■ WHAT TO PRODUCE ■
From the entries below, count every line that contains the word "divPe". Please give the number and nothing else.
-- start --
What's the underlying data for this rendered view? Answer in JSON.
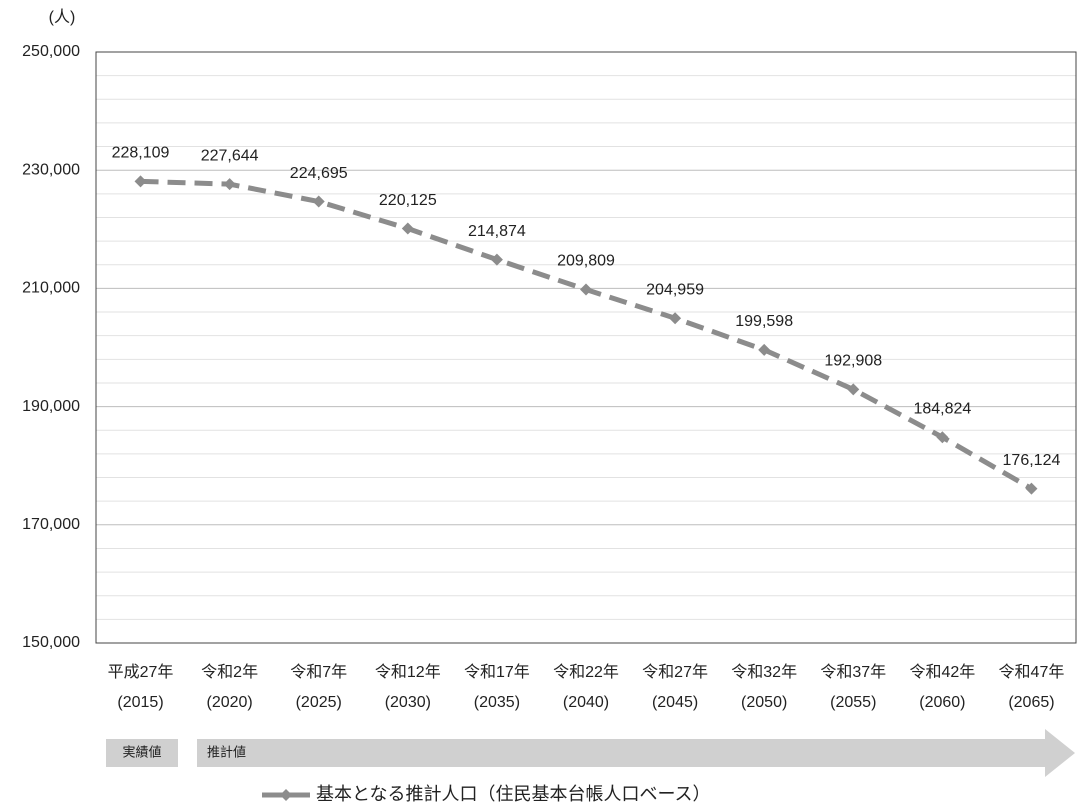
{
  "chart_data": {
    "type": "line",
    "unit_label": "(人)",
    "categories": [
      [
        "平成27年",
        "(2015)"
      ],
      [
        "令和2年",
        "(2020)"
      ],
      [
        "令和7年",
        "(2025)"
      ],
      [
        "令和12年",
        "(2030)"
      ],
      [
        "令和17年",
        "(2035)"
      ],
      [
        "令和22年",
        "(2040)"
      ],
      [
        "令和27年",
        "(2045)"
      ],
      [
        "令和32年",
        "(2050)"
      ],
      [
        "令和37年",
        "(2055)"
      ],
      [
        "令和42年",
        "(2060)"
      ],
      [
        "令和47年",
        "(2065)"
      ]
    ],
    "series": [
      {
        "name": "基本となる推計人口（住民基本台帳人口ベース）",
        "color": "#8c8c8c",
        "values": [
          228109,
          227644,
          224695,
          220125,
          214874,
          209809,
          204959,
          199598,
          192908,
          184824,
          176124
        ],
        "value_labels": [
          "228,109",
          "227,644",
          "224,695",
          "220,125",
          "214,874",
          "209,809",
          "204,959",
          "199,598",
          "192,908",
          "184,824",
          "176,124"
        ]
      }
    ],
    "ylim": [
      150000,
      250000
    ],
    "yticks": [
      {
        "value": 150000,
        "label": "150,000"
      },
      {
        "value": 170000,
        "label": "170,000"
      },
      {
        "value": 190000,
        "label": "190,000"
      },
      {
        "value": 210000,
        "label": "210,000"
      },
      {
        "value": 230000,
        "label": "230,000"
      },
      {
        "value": 250000,
        "label": "250,000"
      }
    ],
    "minor_yticks": [
      154000,
      158000,
      162000,
      166000,
      174000,
      178000,
      182000,
      186000,
      194000,
      198000,
      202000,
      206000,
      214000,
      218000,
      222000,
      226000,
      234000,
      238000,
      242000,
      246000
    ],
    "grid": true,
    "annotations": [
      "実績値",
      "推計値"
    ]
  }
}
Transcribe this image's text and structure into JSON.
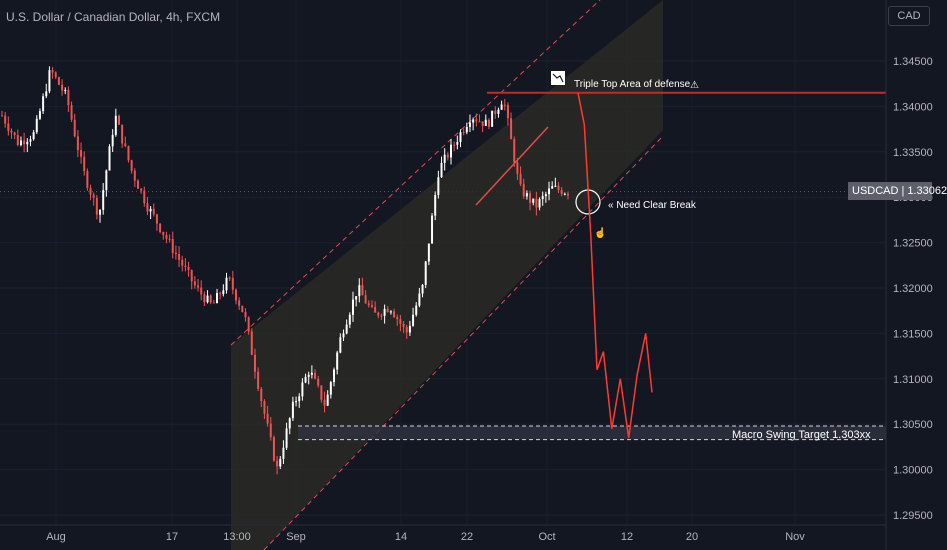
{
  "header": {
    "title": "U.S. Dollar / Canadian Dollar, 4h, FXCM",
    "currency_badge": "CAD"
  },
  "price_tag": {
    "symbol": "USDCAD",
    "value": "1.33062"
  },
  "colors": {
    "background": "#131722",
    "candle_up": "#ffffff",
    "candle_down": "#ef5350",
    "channel_fill": "#2a2a24",
    "channel_border": "#e24a4a",
    "resistance_line": "#c62828",
    "projection_line": "#ff3b30"
  },
  "chart_data": {
    "type": "candlestick",
    "title": "U.S. Dollar / Canadian Dollar, 4h, FXCM",
    "y_axis": {
      "ticks": [
        "1.34500",
        "1.34000",
        "1.33500",
        "1.33000",
        "1.32500",
        "1.32000",
        "1.31500",
        "1.31000",
        "1.30500",
        "1.30000",
        "1.29500"
      ],
      "range": [
        1.2945,
        1.3505
      ]
    },
    "x_axis": {
      "ticks": [
        "Aug",
        "17",
        "13:00",
        "Sep",
        "14",
        "22",
        "Oct",
        "12",
        "20",
        "Nov"
      ]
    },
    "price_path": [
      [
        0,
        1.339
      ],
      [
        0.02,
        1.336
      ],
      [
        0.04,
        1.337
      ],
      [
        0.06,
        1.344
      ],
      [
        0.08,
        1.341
      ],
      [
        0.1,
        1.333
      ],
      [
        0.12,
        1.328
      ],
      [
        0.14,
        1.339
      ],
      [
        0.16,
        1.333
      ],
      [
        0.18,
        1.329
      ],
      [
        0.2,
        1.326
      ],
      [
        0.22,
        1.323
      ],
      [
        0.24,
        1.32
      ],
      [
        0.26,
        1.318
      ],
      [
        0.28,
        1.321
      ],
      [
        0.3,
        1.317
      ],
      [
        0.32,
        1.308
      ],
      [
        0.34,
        1.3
      ],
      [
        0.36,
        1.307
      ],
      [
        0.38,
        1.311
      ],
      [
        0.4,
        1.307
      ],
      [
        0.42,
        1.315
      ],
      [
        0.44,
        1.32
      ],
      [
        0.46,
        1.317
      ],
      [
        0.48,
        1.318
      ],
      [
        0.5,
        1.315
      ],
      [
        0.52,
        1.32
      ],
      [
        0.54,
        1.333
      ],
      [
        0.56,
        1.336
      ],
      [
        0.58,
        1.339
      ],
      [
        0.6,
        1.338
      ],
      [
        0.62,
        1.341
      ],
      [
        0.64,
        1.331
      ],
      [
        0.66,
        1.329
      ],
      [
        0.68,
        1.331
      ],
      [
        0.7,
        1.3306
      ]
    ],
    "channel": {
      "label": "ascending channel"
    },
    "annotations": [
      {
        "text": "Triple Top Area of defense",
        "price": 1.3415
      },
      {
        "text": "Need Clear Break",
        "price": 1.3294
      },
      {
        "text": "Macro Swing Target 1.303xx",
        "price_top": 1.3048,
        "price_bottom": 1.3033
      }
    ],
    "projection": [
      [
        0,
        1.3415
      ],
      [
        0.03,
        1.338
      ],
      [
        0.06,
        1.326
      ],
      [
        0.09,
        1.311
      ],
      [
        0.12,
        1.313
      ],
      [
        0.16,
        1.3045
      ],
      [
        0.2,
        1.31
      ],
      [
        0.24,
        1.3035
      ],
      [
        0.28,
        1.3105
      ],
      [
        0.32,
        1.315
      ],
      [
        0.35,
        1.3085
      ]
    ]
  }
}
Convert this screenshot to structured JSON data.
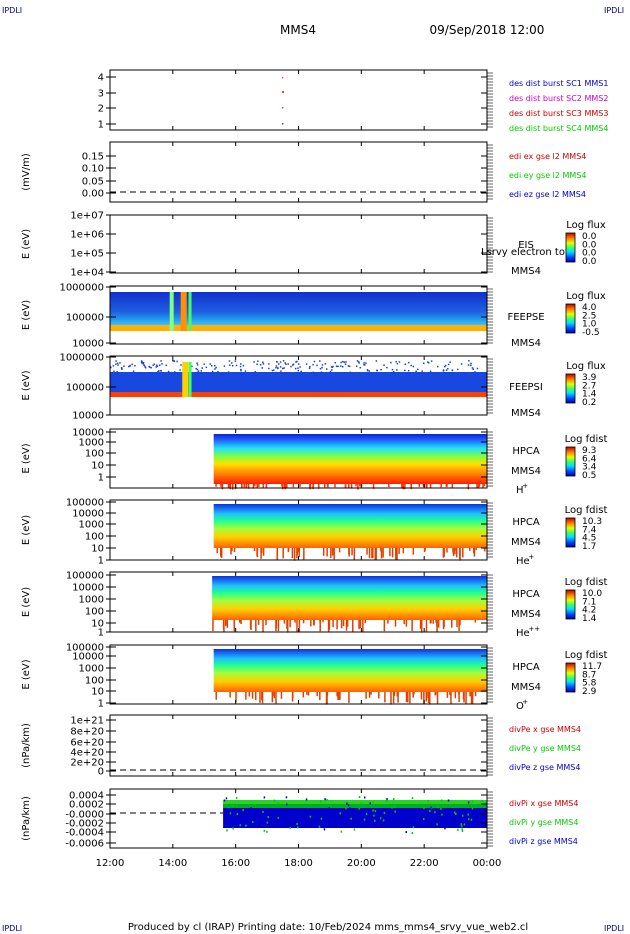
{
  "corners": {
    "tl": "IPDLI",
    "tr": "IPDLI",
    "bl": "IPDLI",
    "br": "IPDLI"
  },
  "header": {
    "spacecraft": "MMS4",
    "datetime": "09/Sep/2018 12:00"
  },
  "footer": {
    "text": "Produced by cl (IRAP)   Printing date: 10/Feb/2024   mms_mms4_srvy_vue_web2.cl"
  },
  "colors": {
    "blue": "#0000cc",
    "red": "#cc0000",
    "green": "#00cc00",
    "magenta": "#cc00cc"
  },
  "chart_data": {
    "type": "heatmap",
    "x_ticks": [
      "12:00",
      "14:00",
      "16:00",
      "18:00",
      "20:00",
      "22:00",
      "00:00"
    ],
    "panels": [
      {
        "id": "p1",
        "ylabel": "",
        "yticks": [
          "4",
          "3",
          "2",
          "1"
        ],
        "legend": [
          {
            "text": "des dist burst SC1 MMS1",
            "color": "#0000cc"
          },
          {
            "text": "des dist burst SC2 MMS2",
            "color": "#cc00cc"
          },
          {
            "text": "des dist burst SC3 MMS3",
            "color": "#cc0000"
          },
          {
            "text": "des dist burst SC4 MMS4",
            "color": "#00cc00"
          }
        ]
      },
      {
        "id": "p2",
        "ylabel": "(mV/m)",
        "yticks": [
          "0.15",
          "0.10",
          "0.05",
          "0.00"
        ],
        "legend": [
          {
            "text": "edi ex gse l2 MMS4",
            "color": "#cc0000"
          },
          {
            "text": "edi ey gse l2 MMS4",
            "color": "#00cc00"
          },
          {
            "text": "edi ez gse l2 MMS4",
            "color": "#0000cc"
          }
        ]
      },
      {
        "id": "p3",
        "ylabel": "E (eV)",
        "yticks": [
          "1e+07",
          "1e+06",
          "1e+05",
          "1e+04"
        ],
        "instrument": [
          "EIS",
          "MMS4"
        ],
        "extra_label": "Lsrvy electron tof",
        "cbar_title": "Log flux",
        "cbar_ticks": [
          "0.0",
          "0.0",
          "0.0",
          "0.0"
        ]
      },
      {
        "id": "p4",
        "ylabel": "E (eV)",
        "yticks": [
          "1000000",
          "100000",
          "10000"
        ],
        "instrument": [
          "FEEPSE",
          "MMS4"
        ],
        "cbar_title": "Log flux",
        "cbar_ticks": [
          "4.0",
          "2.5",
          "1.0",
          "-0.5"
        ]
      },
      {
        "id": "p5",
        "ylabel": "E (eV)",
        "yticks": [
          "1000000",
          "100000",
          "10000"
        ],
        "instrument": [
          "FEEPSI",
          "MMS4"
        ],
        "cbar_title": "Log flux",
        "cbar_ticks": [
          "3.9",
          "2.7",
          "1.4",
          "0.2"
        ]
      },
      {
        "id": "p6",
        "ylabel": "E (eV)",
        "yticks": [
          "10000",
          "1000",
          "100",
          "10",
          "1"
        ],
        "instrument": [
          "HPCA",
          "MMS4"
        ],
        "species": "H",
        "species_sup": "+",
        "cbar_title": "Log fdist",
        "cbar_ticks": [
          "9.3",
          "6.4",
          "3.4",
          "0.5"
        ]
      },
      {
        "id": "p7",
        "ylabel": "E (eV)",
        "yticks": [
          "100000",
          "10000",
          "1000",
          "100",
          "10",
          "1"
        ],
        "instrument": [
          "HPCA",
          "MMS4"
        ],
        "species": "He",
        "species_sup": "+",
        "cbar_title": "Log fdist",
        "cbar_ticks": [
          "10.3",
          "7.4",
          "4.5",
          "1.7"
        ]
      },
      {
        "id": "p8",
        "ylabel": "E (eV)",
        "yticks": [
          "100000",
          "10000",
          "1000",
          "100",
          "10",
          "1"
        ],
        "instrument": [
          "HPCA",
          "MMS4"
        ],
        "species": "He",
        "species_sup": "++",
        "cbar_title": "Log fdist",
        "cbar_ticks": [
          "10.0",
          "7.1",
          "4.2",
          "1.4"
        ]
      },
      {
        "id": "p9",
        "ylabel": "E (eV)",
        "yticks": [
          "100000",
          "10000",
          "1000",
          "100",
          "10",
          "1"
        ],
        "instrument": [
          "HPCA",
          "MMS4"
        ],
        "species": "O",
        "species_sup": "+",
        "cbar_title": "Log fdist",
        "cbar_ticks": [
          "11.7",
          "8.7",
          "5.8",
          "2.9"
        ]
      },
      {
        "id": "p10",
        "ylabel": "(nPa/km)",
        "yticks": [
          "1e+21",
          "8e+20",
          "6e+20",
          "4e+20",
          "2e+20",
          "0"
        ],
        "legend": [
          {
            "text": "divPe x gse MMS4",
            "color": "#cc0000"
          },
          {
            "text": "divPe y gse MMS4",
            "color": "#00cc00"
          },
          {
            "text": "divPe z gse MMS4",
            "color": "#0000cc"
          }
        ]
      },
      {
        "id": "p11",
        "ylabel": "(nPa/km)",
        "yticks": [
          "0.0004",
          "0.0002",
          "-0.0000",
          "-0.0002",
          "-0.0004",
          "-0.0006"
        ],
        "legend": [
          {
            "text": "divPi x gse MMS4",
            "color": "#cc0000"
          },
          {
            "text": "divPi y gse MMS4",
            "color": "#00cc00"
          },
          {
            "text": "divPi z gse MMS4",
            "color": "#0000cc"
          }
        ]
      }
    ]
  }
}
-- end --
■ TASK SOLUTION ■
3